Problem details
Return all lines where the word "command" can be found.

[start of Data provided]

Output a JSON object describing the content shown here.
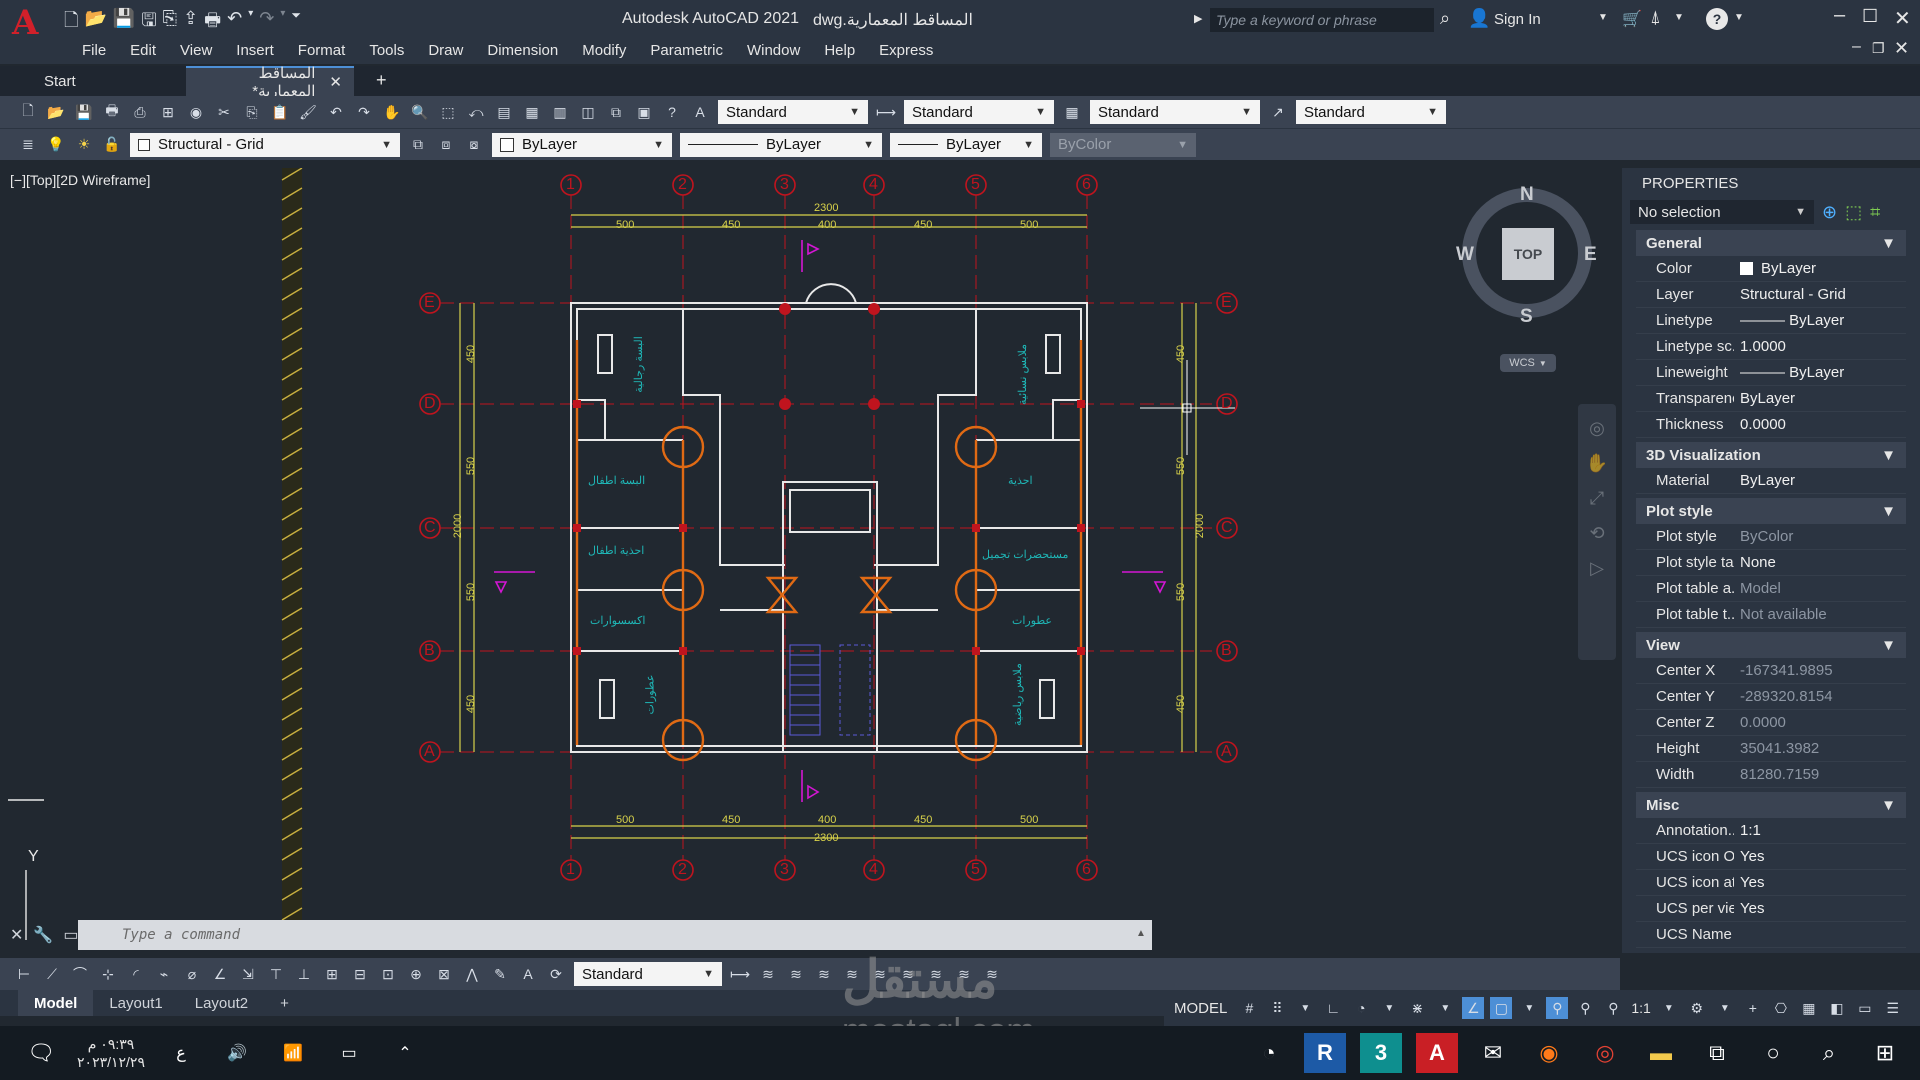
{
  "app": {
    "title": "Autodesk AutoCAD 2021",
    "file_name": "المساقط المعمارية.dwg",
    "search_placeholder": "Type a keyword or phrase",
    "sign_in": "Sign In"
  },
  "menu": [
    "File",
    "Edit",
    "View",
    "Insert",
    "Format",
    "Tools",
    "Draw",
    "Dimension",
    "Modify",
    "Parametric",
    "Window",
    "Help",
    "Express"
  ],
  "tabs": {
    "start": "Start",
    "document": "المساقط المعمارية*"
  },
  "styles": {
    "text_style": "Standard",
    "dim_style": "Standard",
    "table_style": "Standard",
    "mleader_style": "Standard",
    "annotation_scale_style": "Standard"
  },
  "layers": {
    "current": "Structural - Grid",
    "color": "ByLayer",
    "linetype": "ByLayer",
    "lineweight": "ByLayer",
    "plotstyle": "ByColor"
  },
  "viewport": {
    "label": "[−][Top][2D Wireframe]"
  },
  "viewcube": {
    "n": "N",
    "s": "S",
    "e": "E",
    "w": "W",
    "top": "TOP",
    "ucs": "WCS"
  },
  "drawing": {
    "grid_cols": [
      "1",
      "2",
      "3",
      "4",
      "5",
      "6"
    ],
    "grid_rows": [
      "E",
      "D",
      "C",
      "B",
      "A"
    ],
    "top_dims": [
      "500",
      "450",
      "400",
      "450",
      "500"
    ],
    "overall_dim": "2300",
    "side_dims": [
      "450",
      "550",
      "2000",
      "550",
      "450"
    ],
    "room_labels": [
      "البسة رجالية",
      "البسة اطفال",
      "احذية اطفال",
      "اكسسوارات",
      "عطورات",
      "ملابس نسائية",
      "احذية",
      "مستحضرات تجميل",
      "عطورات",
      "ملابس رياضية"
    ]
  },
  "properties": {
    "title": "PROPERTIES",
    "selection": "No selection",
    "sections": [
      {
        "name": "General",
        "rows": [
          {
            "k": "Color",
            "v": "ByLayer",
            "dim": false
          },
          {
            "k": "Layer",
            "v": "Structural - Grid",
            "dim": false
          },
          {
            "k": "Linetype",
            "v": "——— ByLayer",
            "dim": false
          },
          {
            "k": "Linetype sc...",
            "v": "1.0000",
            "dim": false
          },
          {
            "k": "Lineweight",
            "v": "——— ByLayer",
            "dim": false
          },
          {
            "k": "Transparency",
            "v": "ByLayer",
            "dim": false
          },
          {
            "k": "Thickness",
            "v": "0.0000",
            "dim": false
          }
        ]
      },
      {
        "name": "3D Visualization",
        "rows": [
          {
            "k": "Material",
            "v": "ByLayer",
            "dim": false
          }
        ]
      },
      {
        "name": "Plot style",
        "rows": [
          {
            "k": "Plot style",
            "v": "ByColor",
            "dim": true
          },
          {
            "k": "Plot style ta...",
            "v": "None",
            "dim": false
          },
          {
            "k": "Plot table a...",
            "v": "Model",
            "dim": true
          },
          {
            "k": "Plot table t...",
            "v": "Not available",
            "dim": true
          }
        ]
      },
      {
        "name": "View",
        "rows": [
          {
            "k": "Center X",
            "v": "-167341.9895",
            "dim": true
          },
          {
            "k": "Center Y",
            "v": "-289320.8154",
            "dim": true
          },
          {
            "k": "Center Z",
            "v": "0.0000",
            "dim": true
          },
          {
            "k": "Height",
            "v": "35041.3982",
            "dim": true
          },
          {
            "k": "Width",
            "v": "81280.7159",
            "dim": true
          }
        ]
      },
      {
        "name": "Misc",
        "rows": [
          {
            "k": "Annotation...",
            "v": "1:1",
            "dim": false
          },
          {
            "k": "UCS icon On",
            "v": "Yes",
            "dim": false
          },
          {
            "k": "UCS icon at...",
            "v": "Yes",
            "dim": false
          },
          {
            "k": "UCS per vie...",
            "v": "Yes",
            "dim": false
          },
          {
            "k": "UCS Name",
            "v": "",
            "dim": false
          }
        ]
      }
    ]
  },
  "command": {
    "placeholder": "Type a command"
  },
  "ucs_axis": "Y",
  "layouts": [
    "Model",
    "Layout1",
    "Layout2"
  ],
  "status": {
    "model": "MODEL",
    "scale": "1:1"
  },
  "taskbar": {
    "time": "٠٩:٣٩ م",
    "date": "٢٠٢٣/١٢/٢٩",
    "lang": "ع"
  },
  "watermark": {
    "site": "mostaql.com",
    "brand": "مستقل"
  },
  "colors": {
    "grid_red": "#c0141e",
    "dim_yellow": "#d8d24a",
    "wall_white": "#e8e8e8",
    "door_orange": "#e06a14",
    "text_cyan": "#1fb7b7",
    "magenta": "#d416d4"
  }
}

[end of Data provided]
[start of Data provided]

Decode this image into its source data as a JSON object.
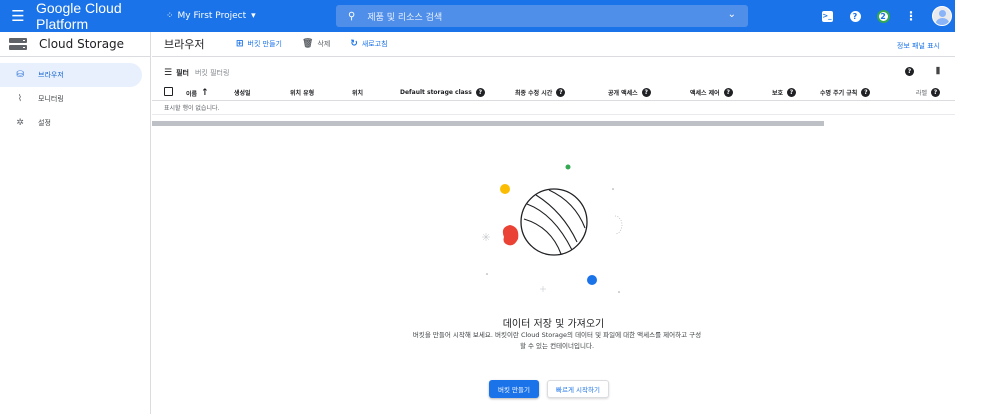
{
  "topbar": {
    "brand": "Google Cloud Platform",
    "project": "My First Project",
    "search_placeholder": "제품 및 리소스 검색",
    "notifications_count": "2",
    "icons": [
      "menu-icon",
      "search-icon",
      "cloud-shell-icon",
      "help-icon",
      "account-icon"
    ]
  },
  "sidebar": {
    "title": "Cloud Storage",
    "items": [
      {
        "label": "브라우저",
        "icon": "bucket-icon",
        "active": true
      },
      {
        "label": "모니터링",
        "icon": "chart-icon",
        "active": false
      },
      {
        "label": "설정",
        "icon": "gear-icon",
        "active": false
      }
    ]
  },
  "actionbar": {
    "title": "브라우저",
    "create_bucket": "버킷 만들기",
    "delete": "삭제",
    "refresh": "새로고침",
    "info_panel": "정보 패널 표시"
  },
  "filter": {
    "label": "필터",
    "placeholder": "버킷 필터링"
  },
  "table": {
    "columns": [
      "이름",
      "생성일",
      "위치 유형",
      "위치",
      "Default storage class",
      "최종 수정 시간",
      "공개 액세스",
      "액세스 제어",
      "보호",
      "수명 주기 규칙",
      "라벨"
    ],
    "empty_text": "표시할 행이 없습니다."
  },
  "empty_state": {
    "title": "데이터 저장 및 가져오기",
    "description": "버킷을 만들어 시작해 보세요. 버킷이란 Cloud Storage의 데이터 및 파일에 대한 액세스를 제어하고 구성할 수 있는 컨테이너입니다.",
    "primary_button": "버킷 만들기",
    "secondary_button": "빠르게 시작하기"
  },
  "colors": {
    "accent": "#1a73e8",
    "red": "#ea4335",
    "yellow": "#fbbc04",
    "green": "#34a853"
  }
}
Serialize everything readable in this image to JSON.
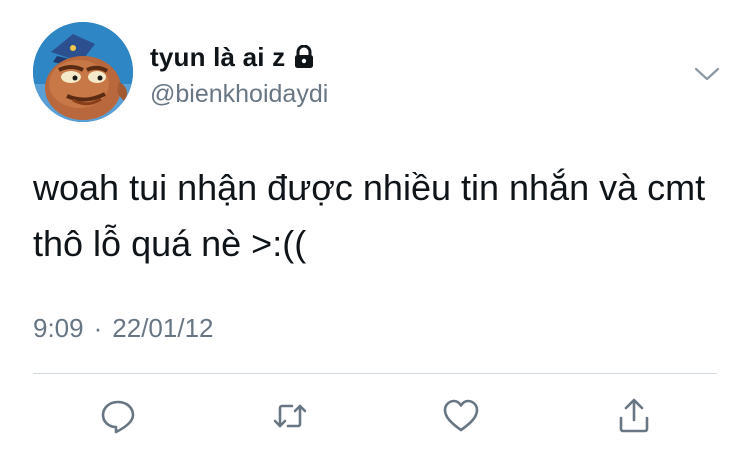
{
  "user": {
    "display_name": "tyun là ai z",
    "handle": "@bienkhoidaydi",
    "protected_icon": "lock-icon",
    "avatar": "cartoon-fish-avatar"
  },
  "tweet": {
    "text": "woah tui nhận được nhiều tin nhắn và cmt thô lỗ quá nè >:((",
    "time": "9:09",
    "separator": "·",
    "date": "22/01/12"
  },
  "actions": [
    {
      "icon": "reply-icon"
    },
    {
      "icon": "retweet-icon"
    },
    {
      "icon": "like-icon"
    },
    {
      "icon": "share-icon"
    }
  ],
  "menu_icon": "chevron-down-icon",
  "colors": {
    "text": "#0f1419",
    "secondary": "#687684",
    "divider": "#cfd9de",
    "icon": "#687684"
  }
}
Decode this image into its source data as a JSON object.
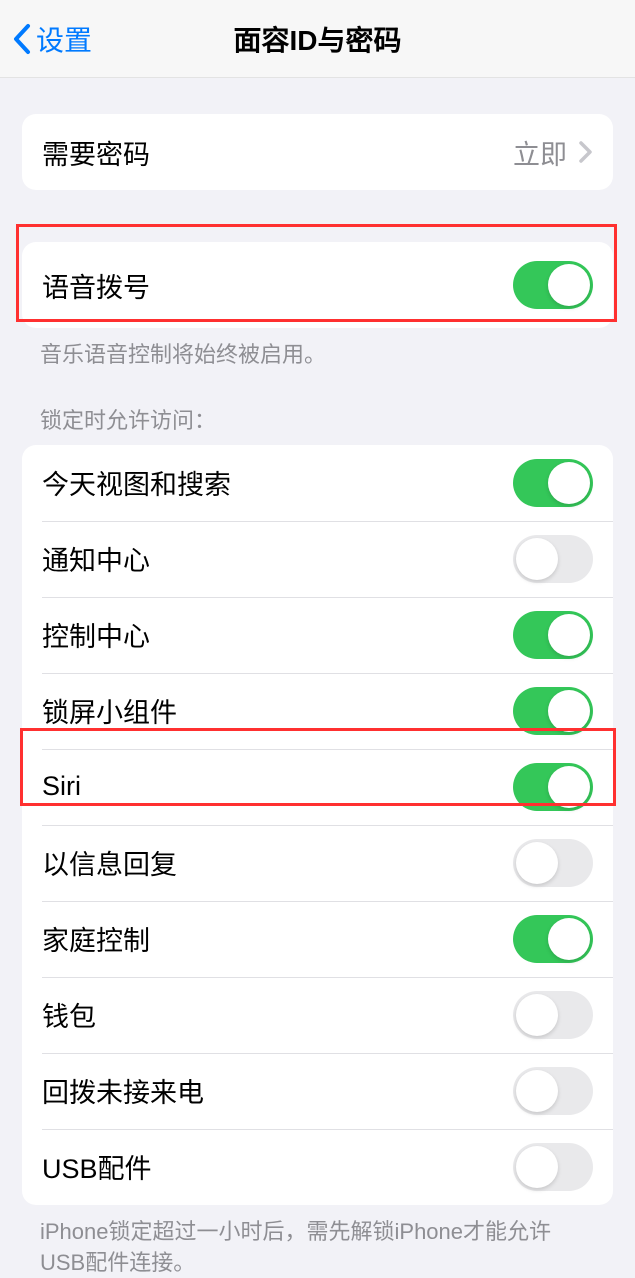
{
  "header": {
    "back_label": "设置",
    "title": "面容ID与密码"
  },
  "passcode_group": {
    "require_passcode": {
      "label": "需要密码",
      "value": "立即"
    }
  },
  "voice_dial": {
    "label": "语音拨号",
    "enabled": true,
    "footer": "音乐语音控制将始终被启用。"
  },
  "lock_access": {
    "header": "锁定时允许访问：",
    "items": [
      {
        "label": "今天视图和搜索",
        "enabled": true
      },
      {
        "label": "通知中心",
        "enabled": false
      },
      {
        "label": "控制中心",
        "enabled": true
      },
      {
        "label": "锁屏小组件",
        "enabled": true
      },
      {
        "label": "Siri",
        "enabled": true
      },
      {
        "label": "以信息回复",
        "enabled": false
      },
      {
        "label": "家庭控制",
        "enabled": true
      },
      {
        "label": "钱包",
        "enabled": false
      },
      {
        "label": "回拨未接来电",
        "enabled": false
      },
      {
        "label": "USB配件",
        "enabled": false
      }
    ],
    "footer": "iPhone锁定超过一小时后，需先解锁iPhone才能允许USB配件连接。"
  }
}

[end of Data provided]

Expected answer
  "command": {
    "placeholder": "Type a command"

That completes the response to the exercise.